=== Aim ===
Retype the records below word for word and omit any image.

** begin Provided records **

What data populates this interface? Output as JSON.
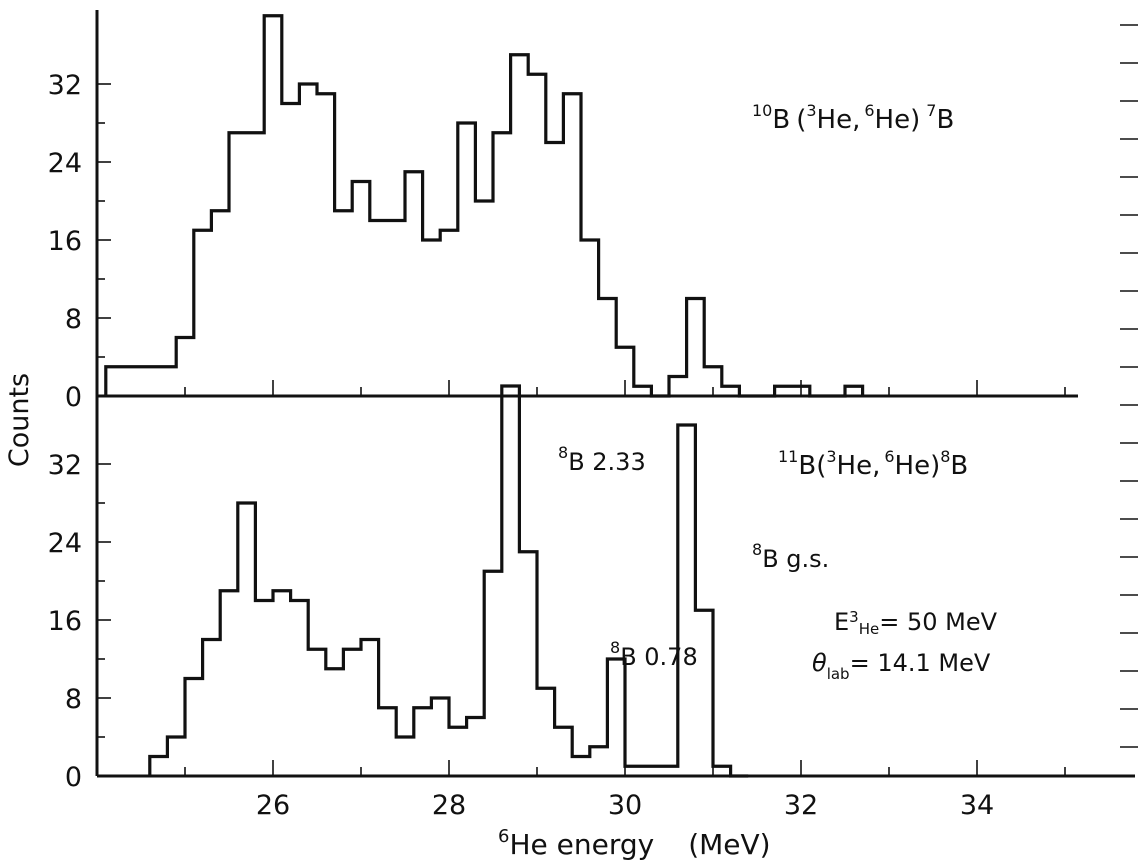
{
  "chart_data": [
    {
      "type": "histogram",
      "panel": "top",
      "bin_width_mev": 0.2,
      "xlim": [
        24.0,
        35.8
      ],
      "ylim": [
        0,
        40
      ],
      "yticks": [
        0,
        8,
        16,
        24,
        32
      ],
      "ylabel": "Counts",
      "reaction_label": {
        "target_mass": "10",
        "t": "B",
        "p1": "3",
        "p2": "He,",
        "p3": "6",
        "p4": "He)",
        "p5": "7",
        "p6": "B"
      },
      "bins": [
        {
          "x": 24.1,
          "y": 3
        },
        {
          "x": 24.3,
          "y": 3
        },
        {
          "x": 24.5,
          "y": 3
        },
        {
          "x": 24.7,
          "y": 3
        },
        {
          "x": 24.9,
          "y": 6
        },
        {
          "x": 25.1,
          "y": 17
        },
        {
          "x": 25.3,
          "y": 19
        },
        {
          "x": 25.5,
          "y": 27
        },
        {
          "x": 25.7,
          "y": 27
        },
        {
          "x": 25.9,
          "y": 39
        },
        {
          "x": 26.1,
          "y": 30
        },
        {
          "x": 26.3,
          "y": 32
        },
        {
          "x": 26.5,
          "y": 31
        },
        {
          "x": 26.7,
          "y": 19
        },
        {
          "x": 26.9,
          "y": 22
        },
        {
          "x": 27.1,
          "y": 18
        },
        {
          "x": 27.3,
          "y": 18
        },
        {
          "x": 27.5,
          "y": 23
        },
        {
          "x": 27.7,
          "y": 16
        },
        {
          "x": 27.9,
          "y": 17
        },
        {
          "x": 28.1,
          "y": 28
        },
        {
          "x": 28.3,
          "y": 20
        },
        {
          "x": 28.5,
          "y": 27
        },
        {
          "x": 28.7,
          "y": 35
        },
        {
          "x": 28.9,
          "y": 33
        },
        {
          "x": 29.1,
          "y": 26
        },
        {
          "x": 29.3,
          "y": 31
        },
        {
          "x": 29.5,
          "y": 16
        },
        {
          "x": 29.7,
          "y": 10
        },
        {
          "x": 29.9,
          "y": 5
        },
        {
          "x": 30.1,
          "y": 1
        },
        {
          "x": 30.3,
          "y": 0
        },
        {
          "x": 30.5,
          "y": 2
        },
        {
          "x": 30.7,
          "y": 10
        },
        {
          "x": 30.9,
          "y": 3
        },
        {
          "x": 31.1,
          "y": 1
        },
        {
          "x": 31.3,
          "y": 0
        },
        {
          "x": 31.5,
          "y": 0
        },
        {
          "x": 31.7,
          "y": 1
        },
        {
          "x": 31.9,
          "y": 1
        },
        {
          "x": 32.1,
          "y": 0
        },
        {
          "x": 32.3,
          "y": 0
        },
        {
          "x": 32.5,
          "y": 1
        }
      ]
    },
    {
      "type": "histogram",
      "panel": "bottom",
      "bin_width_mev": 0.2,
      "xlim": [
        24.0,
        35.8
      ],
      "ylim": [
        0,
        40
      ],
      "xticks": [
        26,
        28,
        30,
        32,
        34
      ],
      "yticks": [
        0,
        8,
        16,
        24,
        32
      ],
      "xlabel": {
        "sup": "6",
        "main": "He  energy",
        "unit": "(MeV)"
      },
      "ylabel": "Counts",
      "reaction_label": {
        "target_mass": "11",
        "t": "B(",
        "p1": "3",
        "p2": "He,",
        "p3": "6",
        "p4": "He)",
        "p5": "8",
        "p6": "B"
      },
      "annotations": {
        "peak_233": {
          "sup": "8",
          "main": "B  2.33"
        },
        "peak_078": {
          "sup": "8",
          "main": "B  0.78"
        },
        "peak_gs": {
          "sup": "8",
          "main": "B  g.s."
        },
        "beam_energy": {
          "pre": "E",
          "sub1": "3",
          "sub2": "He",
          "post": "= 50 MeV"
        },
        "angle": {
          "pre": "θ",
          "sub": "lab",
          "post": "= 14.1 MeV"
        }
      },
      "bins": [
        {
          "x": 24.6,
          "y": 2
        },
        {
          "x": 24.8,
          "y": 4
        },
        {
          "x": 25.0,
          "y": 10
        },
        {
          "x": 25.2,
          "y": 14
        },
        {
          "x": 25.4,
          "y": 19
        },
        {
          "x": 25.6,
          "y": 28
        },
        {
          "x": 25.8,
          "y": 18
        },
        {
          "x": 26.0,
          "y": 19
        },
        {
          "x": 26.2,
          "y": 18
        },
        {
          "x": 26.4,
          "y": 13
        },
        {
          "x": 26.6,
          "y": 11
        },
        {
          "x": 26.8,
          "y": 13
        },
        {
          "x": 27.0,
          "y": 14
        },
        {
          "x": 27.2,
          "y": 7
        },
        {
          "x": 27.4,
          "y": 4
        },
        {
          "x": 27.6,
          "y": 7
        },
        {
          "x": 27.8,
          "y": 8
        },
        {
          "x": 28.0,
          "y": 5
        },
        {
          "x": 28.2,
          "y": 6
        },
        {
          "x": 28.4,
          "y": 21
        },
        {
          "x": 28.6,
          "y": 40
        },
        {
          "x": 28.8,
          "y": 23
        },
        {
          "x": 29.0,
          "y": 9
        },
        {
          "x": 29.2,
          "y": 5
        },
        {
          "x": 29.4,
          "y": 2
        },
        {
          "x": 29.6,
          "y": 3
        },
        {
          "x": 29.8,
          "y": 12
        },
        {
          "x": 30.0,
          "y": 1
        },
        {
          "x": 30.2,
          "y": 1
        },
        {
          "x": 30.4,
          "y": 1
        },
        {
          "x": 30.6,
          "y": 36
        },
        {
          "x": 30.8,
          "y": 17
        },
        {
          "x": 31.0,
          "y": 1
        },
        {
          "x": 31.2,
          "y": 0
        }
      ]
    }
  ]
}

** end Provided records **

=== Result of this task ===
What data populates this interface? Output as JSON.
{
  "chart_data": [
    {
      "type": "histogram",
      "panel": "top",
      "bin_width_mev": 0.2,
      "xlim": [
        24.0,
        35.8
      ],
      "ylim": [
        0,
        40
      ],
      "yticks": [
        0,
        8,
        16,
        24,
        32
      ],
      "ylabel": "Counts",
      "reaction_label": {
        "target_mass": "10",
        "t": "B",
        "p1": "3",
        "p2": "He,",
        "p3": "6",
        "p4": "He)",
        "p5": "7",
        "p6": "B"
      },
      "bins": [
        {
          "x": 24.1,
          "y": 3
        },
        {
          "x": 24.3,
          "y": 3
        },
        {
          "x": 24.5,
          "y": 3
        },
        {
          "x": 24.7,
          "y": 3
        },
        {
          "x": 24.9,
          "y": 6
        },
        {
          "x": 25.1,
          "y": 17
        },
        {
          "x": 25.3,
          "y": 19
        },
        {
          "x": 25.5,
          "y": 27
        },
        {
          "x": 25.7,
          "y": 27
        },
        {
          "x": 25.9,
          "y": 39
        },
        {
          "x": 26.1,
          "y": 30
        },
        {
          "x": 26.3,
          "y": 32
        },
        {
          "x": 26.5,
          "y": 31
        },
        {
          "x": 26.7,
          "y": 19
        },
        {
          "x": 26.9,
          "y": 22
        },
        {
          "x": 27.1,
          "y": 18
        },
        {
          "x": 27.3,
          "y": 18
        },
        {
          "x": 27.5,
          "y": 23
        },
        {
          "x": 27.7,
          "y": 16
        },
        {
          "x": 27.9,
          "y": 17
        },
        {
          "x": 28.1,
          "y": 28
        },
        {
          "x": 28.3,
          "y": 20
        },
        {
          "x": 28.5,
          "y": 27
        },
        {
          "x": 28.7,
          "y": 35
        },
        {
          "x": 28.9,
          "y": 33
        },
        {
          "x": 29.1,
          "y": 26
        },
        {
          "x": 29.3,
          "y": 31
        },
        {
          "x": 29.5,
          "y": 16
        },
        {
          "x": 29.7,
          "y": 10
        },
        {
          "x": 29.9,
          "y": 5
        },
        {
          "x": 30.1,
          "y": 1
        },
        {
          "x": 30.3,
          "y": 0
        },
        {
          "x": 30.5,
          "y": 2
        },
        {
          "x": 30.7,
          "y": 10
        },
        {
          "x": 30.9,
          "y": 3
        },
        {
          "x": 31.1,
          "y": 1
        },
        {
          "x": 31.3,
          "y": 0
        },
        {
          "x": 31.5,
          "y": 0
        },
        {
          "x": 31.7,
          "y": 1
        },
        {
          "x": 31.9,
          "y": 1
        },
        {
          "x": 32.1,
          "y": 0
        },
        {
          "x": 32.3,
          "y": 0
        },
        {
          "x": 32.5,
          "y": 1
        }
      ]
    },
    {
      "type": "histogram",
      "panel": "bottom",
      "bin_width_mev": 0.2,
      "xlim": [
        24.0,
        35.8
      ],
      "ylim": [
        0,
        40
      ],
      "xticks": [
        26,
        28,
        30,
        32,
        34
      ],
      "yticks": [
        0,
        8,
        16,
        24,
        32
      ],
      "xlabel": {
        "sup": "6",
        "main": "He  energy",
        "unit": "(MeV)"
      },
      "ylabel": "Counts",
      "reaction_label": {
        "target_mass": "11",
        "t": "B(",
        "p1": "3",
        "p2": "He,",
        "p3": "6",
        "p4": "He)",
        "p5": "8",
        "p6": "B"
      },
      "annotations": {
        "peak_233": {
          "sup": "8",
          "main": "B  2.33"
        },
        "peak_078": {
          "sup": "8",
          "main": "B  0.78"
        },
        "peak_gs": {
          "sup": "8",
          "main": "B  g.s."
        },
        "beam_energy": {
          "pre": "E",
          "sub1": "3",
          "sub2": "He",
          "post": "= 50 MeV"
        },
        "angle": {
          "pre": "θ",
          "sub": "lab",
          "post": "= 14.1 MeV"
        }
      },
      "bins": [
        {
          "x": 24.6,
          "y": 2
        },
        {
          "x": 24.8,
          "y": 4
        },
        {
          "x": 25.0,
          "y": 10
        },
        {
          "x": 25.2,
          "y": 14
        },
        {
          "x": 25.4,
          "y": 19
        },
        {
          "x": 25.6,
          "y": 28
        },
        {
          "x": 25.8,
          "y": 18
        },
        {
          "x": 26.0,
          "y": 19
        },
        {
          "x": 26.2,
          "y": 18
        },
        {
          "x": 26.4,
          "y": 13
        },
        {
          "x": 26.6,
          "y": 11
        },
        {
          "x": 26.8,
          "y": 13
        },
        {
          "x": 27.0,
          "y": 14
        },
        {
          "x": 27.2,
          "y": 7
        },
        {
          "x": 27.4,
          "y": 4
        },
        {
          "x": 27.6,
          "y": 7
        },
        {
          "x": 27.8,
          "y": 8
        },
        {
          "x": 28.0,
          "y": 5
        },
        {
          "x": 28.2,
          "y": 6
        },
        {
          "x": 28.4,
          "y": 21
        },
        {
          "x": 28.6,
          "y": 40
        },
        {
          "x": 28.8,
          "y": 23
        },
        {
          "x": 29.0,
          "y": 9
        },
        {
          "x": 29.2,
          "y": 5
        },
        {
          "x": 29.4,
          "y": 2
        },
        {
          "x": 29.6,
          "y": 3
        },
        {
          "x": 29.8,
          "y": 12
        },
        {
          "x": 30.0,
          "y": 1
        },
        {
          "x": 30.2,
          "y": 1
        },
        {
          "x": 30.4,
          "y": 1
        },
        {
          "x": 30.6,
          "y": 36
        },
        {
          "x": 30.8,
          "y": 17
        },
        {
          "x": 31.0,
          "y": 1
        },
        {
          "x": 31.2,
          "y": 0
        }
      ]
    }
  ]
}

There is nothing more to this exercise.